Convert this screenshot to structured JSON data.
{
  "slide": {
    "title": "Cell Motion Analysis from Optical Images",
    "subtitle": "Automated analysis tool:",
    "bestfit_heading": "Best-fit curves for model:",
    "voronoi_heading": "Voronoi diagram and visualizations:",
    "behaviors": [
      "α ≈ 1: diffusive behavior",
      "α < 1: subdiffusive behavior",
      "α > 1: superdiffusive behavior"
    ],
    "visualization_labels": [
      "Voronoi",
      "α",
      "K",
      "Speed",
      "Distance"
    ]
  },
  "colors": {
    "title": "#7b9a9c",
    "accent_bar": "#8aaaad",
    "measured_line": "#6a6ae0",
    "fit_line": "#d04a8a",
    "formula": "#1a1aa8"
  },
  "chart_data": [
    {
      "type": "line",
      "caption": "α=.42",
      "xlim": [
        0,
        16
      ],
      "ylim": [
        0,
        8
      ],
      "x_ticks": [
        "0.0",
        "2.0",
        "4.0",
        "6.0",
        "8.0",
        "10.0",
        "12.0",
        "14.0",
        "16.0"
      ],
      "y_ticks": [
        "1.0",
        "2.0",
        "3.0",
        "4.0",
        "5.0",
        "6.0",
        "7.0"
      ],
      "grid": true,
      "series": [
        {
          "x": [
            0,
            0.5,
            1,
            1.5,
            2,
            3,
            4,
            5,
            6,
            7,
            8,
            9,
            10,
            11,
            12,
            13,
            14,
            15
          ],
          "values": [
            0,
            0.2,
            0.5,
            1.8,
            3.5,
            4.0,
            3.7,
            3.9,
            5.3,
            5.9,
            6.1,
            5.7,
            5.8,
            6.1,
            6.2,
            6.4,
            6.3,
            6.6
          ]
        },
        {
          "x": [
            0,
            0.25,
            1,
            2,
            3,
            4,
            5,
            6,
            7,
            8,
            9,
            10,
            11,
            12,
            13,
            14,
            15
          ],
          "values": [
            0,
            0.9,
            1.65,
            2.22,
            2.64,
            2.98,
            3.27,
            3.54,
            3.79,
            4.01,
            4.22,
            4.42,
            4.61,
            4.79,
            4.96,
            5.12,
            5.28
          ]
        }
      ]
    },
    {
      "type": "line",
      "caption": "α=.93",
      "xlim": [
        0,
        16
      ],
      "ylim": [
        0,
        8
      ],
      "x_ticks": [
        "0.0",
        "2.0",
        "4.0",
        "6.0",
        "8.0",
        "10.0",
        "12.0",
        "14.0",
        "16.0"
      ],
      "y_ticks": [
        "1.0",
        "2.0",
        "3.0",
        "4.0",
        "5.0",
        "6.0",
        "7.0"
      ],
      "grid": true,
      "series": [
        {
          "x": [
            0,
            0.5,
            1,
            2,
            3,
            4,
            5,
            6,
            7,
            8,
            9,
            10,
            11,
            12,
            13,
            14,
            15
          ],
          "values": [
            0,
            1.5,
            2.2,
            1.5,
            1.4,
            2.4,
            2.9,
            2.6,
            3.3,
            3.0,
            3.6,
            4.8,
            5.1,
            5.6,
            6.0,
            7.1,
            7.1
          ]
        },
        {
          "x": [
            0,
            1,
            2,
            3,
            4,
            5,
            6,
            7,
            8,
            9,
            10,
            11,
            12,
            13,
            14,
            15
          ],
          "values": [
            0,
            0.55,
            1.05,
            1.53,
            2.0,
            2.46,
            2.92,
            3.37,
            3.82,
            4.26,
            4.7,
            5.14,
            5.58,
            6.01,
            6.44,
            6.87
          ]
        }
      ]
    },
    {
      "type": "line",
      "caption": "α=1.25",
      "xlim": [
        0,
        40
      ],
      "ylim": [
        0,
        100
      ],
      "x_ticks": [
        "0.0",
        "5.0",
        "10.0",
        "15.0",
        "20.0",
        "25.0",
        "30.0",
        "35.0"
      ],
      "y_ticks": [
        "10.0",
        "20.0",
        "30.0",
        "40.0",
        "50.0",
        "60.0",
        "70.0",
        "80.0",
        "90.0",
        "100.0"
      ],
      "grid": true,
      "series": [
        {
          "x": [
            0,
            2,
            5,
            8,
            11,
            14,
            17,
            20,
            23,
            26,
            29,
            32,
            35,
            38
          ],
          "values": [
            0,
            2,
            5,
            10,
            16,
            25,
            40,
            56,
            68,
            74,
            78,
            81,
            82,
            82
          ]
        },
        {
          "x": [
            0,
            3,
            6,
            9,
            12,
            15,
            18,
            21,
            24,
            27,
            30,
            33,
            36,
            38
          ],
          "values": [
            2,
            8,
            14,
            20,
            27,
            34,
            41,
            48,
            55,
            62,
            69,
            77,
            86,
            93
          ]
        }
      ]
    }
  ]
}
== == ==
- REQUIREMENT
Extract the full listing above without alteration.

- FINISHED TASK
Convert this screenshot to structured JSON data.
{
  "slide": {
    "title": "Cell Motion Analysis from Optical Images",
    "subtitle": "Automated analysis tool:",
    "bestfit_heading": "Best-fit curves for model:",
    "voronoi_heading": "Voronoi diagram and visualizations:",
    "behaviors": [
      "α ≈ 1: diffusive behavior",
      "α < 1: subdiffusive behavior",
      "α > 1: superdiffusive behavior"
    ],
    "visualization_labels": [
      "Voronoi",
      "α",
      "K",
      "Speed",
      "Distance"
    ]
  },
  "colors": {
    "title": "#7b9a9c",
    "accent_bar": "#8aaaad",
    "measured_line": "#6a6ae0",
    "fit_line": "#d04a8a",
    "formula": "#1a1aa8"
  },
  "chart_data": [
    {
      "type": "line",
      "caption": "α=.42",
      "xlim": [
        0,
        16
      ],
      "ylim": [
        0,
        8
      ],
      "x_ticks": [
        "0.0",
        "2.0",
        "4.0",
        "6.0",
        "8.0",
        "10.0",
        "12.0",
        "14.0",
        "16.0"
      ],
      "y_ticks": [
        "1.0",
        "2.0",
        "3.0",
        "4.0",
        "5.0",
        "6.0",
        "7.0"
      ],
      "grid": true,
      "series": [
        {
          "x": [
            0,
            0.5,
            1,
            1.5,
            2,
            3,
            4,
            5,
            6,
            7,
            8,
            9,
            10,
            11,
            12,
            13,
            14,
            15
          ],
          "values": [
            0,
            0.2,
            0.5,
            1.8,
            3.5,
            4.0,
            3.7,
            3.9,
            5.3,
            5.9,
            6.1,
            5.7,
            5.8,
            6.1,
            6.2,
            6.4,
            6.3,
            6.6
          ]
        },
        {
          "x": [
            0,
            0.25,
            1,
            2,
            3,
            4,
            5,
            6,
            7,
            8,
            9,
            10,
            11,
            12,
            13,
            14,
            15
          ],
          "values": [
            0,
            0.9,
            1.65,
            2.22,
            2.64,
            2.98,
            3.27,
            3.54,
            3.79,
            4.01,
            4.22,
            4.42,
            4.61,
            4.79,
            4.96,
            5.12,
            5.28
          ]
        }
      ]
    },
    {
      "type": "line",
      "caption": "α=.93",
      "xlim": [
        0,
        16
      ],
      "ylim": [
        0,
        8
      ],
      "x_ticks": [
        "0.0",
        "2.0",
        "4.0",
        "6.0",
        "8.0",
        "10.0",
        "12.0",
        "14.0",
        "16.0"
      ],
      "y_ticks": [
        "1.0",
        "2.0",
        "3.0",
        "4.0",
        "5.0",
        "6.0",
        "7.0"
      ],
      "grid": true,
      "series": [
        {
          "x": [
            0,
            0.5,
            1,
            2,
            3,
            4,
            5,
            6,
            7,
            8,
            9,
            10,
            11,
            12,
            13,
            14,
            15
          ],
          "values": [
            0,
            1.5,
            2.2,
            1.5,
            1.4,
            2.4,
            2.9,
            2.6,
            3.3,
            3.0,
            3.6,
            4.8,
            5.1,
            5.6,
            6.0,
            7.1,
            7.1
          ]
        },
        {
          "x": [
            0,
            1,
            2,
            3,
            4,
            5,
            6,
            7,
            8,
            9,
            10,
            11,
            12,
            13,
            14,
            15
          ],
          "values": [
            0,
            0.55,
            1.05,
            1.53,
            2.0,
            2.46,
            2.92,
            3.37,
            3.82,
            4.26,
            4.7,
            5.14,
            5.58,
            6.01,
            6.44,
            6.87
          ]
        }
      ]
    },
    {
      "type": "line",
      "caption": "α=1.25",
      "xlim": [
        0,
        40
      ],
      "ylim": [
        0,
        100
      ],
      "x_ticks": [
        "0.0",
        "5.0",
        "10.0",
        "15.0",
        "20.0",
        "25.0",
        "30.0",
        "35.0"
      ],
      "y_ticks": [
        "10.0",
        "20.0",
        "30.0",
        "40.0",
        "50.0",
        "60.0",
        "70.0",
        "80.0",
        "90.0",
        "100.0"
      ],
      "grid": true,
      "series": [
        {
          "x": [
            0,
            2,
            5,
            8,
            11,
            14,
            17,
            20,
            23,
            26,
            29,
            32,
            35,
            38
          ],
          "values": [
            0,
            2,
            5,
            10,
            16,
            25,
            40,
            56,
            68,
            74,
            78,
            81,
            82,
            82
          ]
        },
        {
          "x": [
            0,
            3,
            6,
            9,
            12,
            15,
            18,
            21,
            24,
            27,
            30,
            33,
            36,
            38
          ],
          "values": [
            2,
            8,
            14,
            20,
            27,
            34,
            41,
            48,
            55,
            62,
            69,
            77,
            86,
            93
          ]
        }
      ]
    }
  ]
}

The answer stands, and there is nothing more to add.